§ Problem to solve
Gather the lines from the material that contain "inferences".
— BEGIN Extracted entries —
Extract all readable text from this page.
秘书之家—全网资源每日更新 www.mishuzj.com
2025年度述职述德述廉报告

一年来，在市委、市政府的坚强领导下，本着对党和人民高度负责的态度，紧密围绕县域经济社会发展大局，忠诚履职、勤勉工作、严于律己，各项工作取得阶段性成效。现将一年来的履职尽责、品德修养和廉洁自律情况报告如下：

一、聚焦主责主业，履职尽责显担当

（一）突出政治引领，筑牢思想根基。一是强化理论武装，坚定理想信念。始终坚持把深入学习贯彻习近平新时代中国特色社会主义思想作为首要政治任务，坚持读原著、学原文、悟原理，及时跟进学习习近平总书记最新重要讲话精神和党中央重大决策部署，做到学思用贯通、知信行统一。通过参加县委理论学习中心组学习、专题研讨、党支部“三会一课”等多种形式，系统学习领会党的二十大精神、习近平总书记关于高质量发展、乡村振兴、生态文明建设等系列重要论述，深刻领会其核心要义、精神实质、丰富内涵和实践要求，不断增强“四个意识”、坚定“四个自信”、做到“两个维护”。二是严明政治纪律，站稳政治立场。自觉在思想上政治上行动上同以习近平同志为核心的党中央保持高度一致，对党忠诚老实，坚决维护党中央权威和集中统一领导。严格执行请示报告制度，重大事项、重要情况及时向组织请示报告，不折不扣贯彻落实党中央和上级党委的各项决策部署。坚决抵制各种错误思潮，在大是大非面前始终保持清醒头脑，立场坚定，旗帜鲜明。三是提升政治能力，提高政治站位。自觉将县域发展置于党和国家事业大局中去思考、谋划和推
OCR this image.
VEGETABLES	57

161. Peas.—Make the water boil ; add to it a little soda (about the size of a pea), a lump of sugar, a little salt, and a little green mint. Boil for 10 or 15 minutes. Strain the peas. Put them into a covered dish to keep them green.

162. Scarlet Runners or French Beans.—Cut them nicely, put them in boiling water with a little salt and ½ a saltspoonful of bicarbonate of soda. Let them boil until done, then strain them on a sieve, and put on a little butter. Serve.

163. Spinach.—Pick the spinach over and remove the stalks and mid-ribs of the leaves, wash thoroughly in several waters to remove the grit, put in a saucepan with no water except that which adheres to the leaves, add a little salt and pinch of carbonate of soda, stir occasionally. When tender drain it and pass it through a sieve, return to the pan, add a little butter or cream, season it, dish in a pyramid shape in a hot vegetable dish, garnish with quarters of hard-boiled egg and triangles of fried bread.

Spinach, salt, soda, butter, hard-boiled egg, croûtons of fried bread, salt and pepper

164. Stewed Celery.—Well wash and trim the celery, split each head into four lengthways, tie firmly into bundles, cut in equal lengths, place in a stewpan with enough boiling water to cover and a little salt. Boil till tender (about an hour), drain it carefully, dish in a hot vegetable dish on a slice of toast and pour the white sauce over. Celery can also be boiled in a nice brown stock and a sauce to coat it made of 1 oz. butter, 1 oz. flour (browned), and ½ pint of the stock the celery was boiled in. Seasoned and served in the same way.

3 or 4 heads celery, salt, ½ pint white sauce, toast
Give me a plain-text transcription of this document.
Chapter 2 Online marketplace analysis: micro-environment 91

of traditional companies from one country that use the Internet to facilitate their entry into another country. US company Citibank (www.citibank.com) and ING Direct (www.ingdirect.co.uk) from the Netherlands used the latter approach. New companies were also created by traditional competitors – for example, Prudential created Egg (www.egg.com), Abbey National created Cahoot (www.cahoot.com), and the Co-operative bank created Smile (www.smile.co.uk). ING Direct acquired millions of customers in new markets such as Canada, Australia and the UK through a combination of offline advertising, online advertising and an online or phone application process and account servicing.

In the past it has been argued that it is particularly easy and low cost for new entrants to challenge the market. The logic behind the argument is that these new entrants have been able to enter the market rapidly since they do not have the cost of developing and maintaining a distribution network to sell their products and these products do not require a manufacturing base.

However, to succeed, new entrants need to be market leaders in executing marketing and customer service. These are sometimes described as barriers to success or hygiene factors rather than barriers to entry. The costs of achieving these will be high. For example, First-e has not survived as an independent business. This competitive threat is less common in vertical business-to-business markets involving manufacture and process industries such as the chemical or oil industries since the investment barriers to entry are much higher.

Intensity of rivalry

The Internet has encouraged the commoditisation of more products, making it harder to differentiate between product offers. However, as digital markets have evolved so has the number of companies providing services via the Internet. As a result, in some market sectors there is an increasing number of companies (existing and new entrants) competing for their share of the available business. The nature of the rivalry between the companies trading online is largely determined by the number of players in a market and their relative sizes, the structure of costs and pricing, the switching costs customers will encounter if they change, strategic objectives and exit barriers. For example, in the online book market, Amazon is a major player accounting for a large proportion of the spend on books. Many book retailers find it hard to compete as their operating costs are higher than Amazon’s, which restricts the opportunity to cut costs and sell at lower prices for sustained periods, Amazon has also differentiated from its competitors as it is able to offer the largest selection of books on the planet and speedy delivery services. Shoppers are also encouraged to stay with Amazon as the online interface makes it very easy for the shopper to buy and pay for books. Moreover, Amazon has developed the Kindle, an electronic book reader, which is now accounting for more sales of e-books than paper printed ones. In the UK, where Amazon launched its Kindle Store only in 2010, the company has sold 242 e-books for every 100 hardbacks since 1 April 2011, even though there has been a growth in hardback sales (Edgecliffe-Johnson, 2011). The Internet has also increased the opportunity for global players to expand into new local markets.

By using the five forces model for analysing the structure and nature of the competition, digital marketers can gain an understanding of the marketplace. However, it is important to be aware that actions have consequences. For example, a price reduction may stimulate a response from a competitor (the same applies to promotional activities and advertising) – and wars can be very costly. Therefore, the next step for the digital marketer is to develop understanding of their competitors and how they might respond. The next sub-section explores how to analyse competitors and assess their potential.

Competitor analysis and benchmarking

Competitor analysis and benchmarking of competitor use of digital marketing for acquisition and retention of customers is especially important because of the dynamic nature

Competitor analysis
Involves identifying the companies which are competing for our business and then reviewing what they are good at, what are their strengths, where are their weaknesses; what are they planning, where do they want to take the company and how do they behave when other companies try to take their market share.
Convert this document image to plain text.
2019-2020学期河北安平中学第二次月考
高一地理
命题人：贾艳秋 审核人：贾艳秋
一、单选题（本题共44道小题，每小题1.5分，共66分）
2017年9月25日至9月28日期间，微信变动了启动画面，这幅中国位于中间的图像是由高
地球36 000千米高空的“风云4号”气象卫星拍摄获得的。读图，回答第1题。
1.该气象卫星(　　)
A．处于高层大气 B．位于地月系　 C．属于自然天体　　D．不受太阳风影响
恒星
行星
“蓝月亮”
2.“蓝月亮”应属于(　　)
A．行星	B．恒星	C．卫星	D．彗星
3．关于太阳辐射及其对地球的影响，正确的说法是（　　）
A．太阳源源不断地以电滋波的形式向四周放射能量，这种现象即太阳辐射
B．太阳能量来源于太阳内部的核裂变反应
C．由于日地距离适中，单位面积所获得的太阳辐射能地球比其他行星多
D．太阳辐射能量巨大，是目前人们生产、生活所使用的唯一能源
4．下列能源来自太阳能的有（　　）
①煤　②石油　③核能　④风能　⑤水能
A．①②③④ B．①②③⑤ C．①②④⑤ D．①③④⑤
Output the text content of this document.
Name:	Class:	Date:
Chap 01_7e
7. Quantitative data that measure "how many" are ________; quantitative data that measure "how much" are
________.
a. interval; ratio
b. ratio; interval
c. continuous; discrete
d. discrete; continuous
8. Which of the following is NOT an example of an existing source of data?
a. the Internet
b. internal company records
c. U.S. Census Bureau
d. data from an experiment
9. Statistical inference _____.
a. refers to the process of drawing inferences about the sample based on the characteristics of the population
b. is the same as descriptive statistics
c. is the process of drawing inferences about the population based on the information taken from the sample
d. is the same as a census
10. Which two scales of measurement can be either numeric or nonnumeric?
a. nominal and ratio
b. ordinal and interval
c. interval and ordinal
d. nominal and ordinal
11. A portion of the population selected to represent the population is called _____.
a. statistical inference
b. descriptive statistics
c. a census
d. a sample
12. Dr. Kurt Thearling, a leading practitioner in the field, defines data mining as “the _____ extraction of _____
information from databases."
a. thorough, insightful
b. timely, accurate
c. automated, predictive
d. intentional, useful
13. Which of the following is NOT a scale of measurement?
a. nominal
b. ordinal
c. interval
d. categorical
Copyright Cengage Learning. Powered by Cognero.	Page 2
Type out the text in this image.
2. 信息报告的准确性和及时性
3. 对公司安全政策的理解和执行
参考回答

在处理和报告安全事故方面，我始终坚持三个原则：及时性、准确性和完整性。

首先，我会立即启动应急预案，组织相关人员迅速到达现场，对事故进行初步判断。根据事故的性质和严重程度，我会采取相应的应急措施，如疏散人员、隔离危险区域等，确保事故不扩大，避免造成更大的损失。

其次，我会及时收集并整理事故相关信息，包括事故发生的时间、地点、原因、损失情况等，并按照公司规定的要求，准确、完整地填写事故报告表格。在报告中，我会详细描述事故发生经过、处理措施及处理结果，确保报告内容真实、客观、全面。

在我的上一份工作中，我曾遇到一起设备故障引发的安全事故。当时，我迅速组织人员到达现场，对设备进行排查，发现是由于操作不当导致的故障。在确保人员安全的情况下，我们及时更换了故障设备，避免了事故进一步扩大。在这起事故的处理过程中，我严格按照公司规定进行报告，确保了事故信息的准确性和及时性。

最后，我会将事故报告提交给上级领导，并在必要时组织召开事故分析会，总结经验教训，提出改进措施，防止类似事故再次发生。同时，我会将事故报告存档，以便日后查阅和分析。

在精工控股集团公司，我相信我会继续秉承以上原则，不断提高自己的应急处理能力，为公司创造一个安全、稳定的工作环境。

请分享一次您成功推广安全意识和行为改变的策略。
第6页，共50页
— END Extracted entries —
§ Worked answer
a. refers to the process of drawing inferences about the sample based on the characteristics of the population
c. is the process of drawing inferences about the population based on the information taken from the sample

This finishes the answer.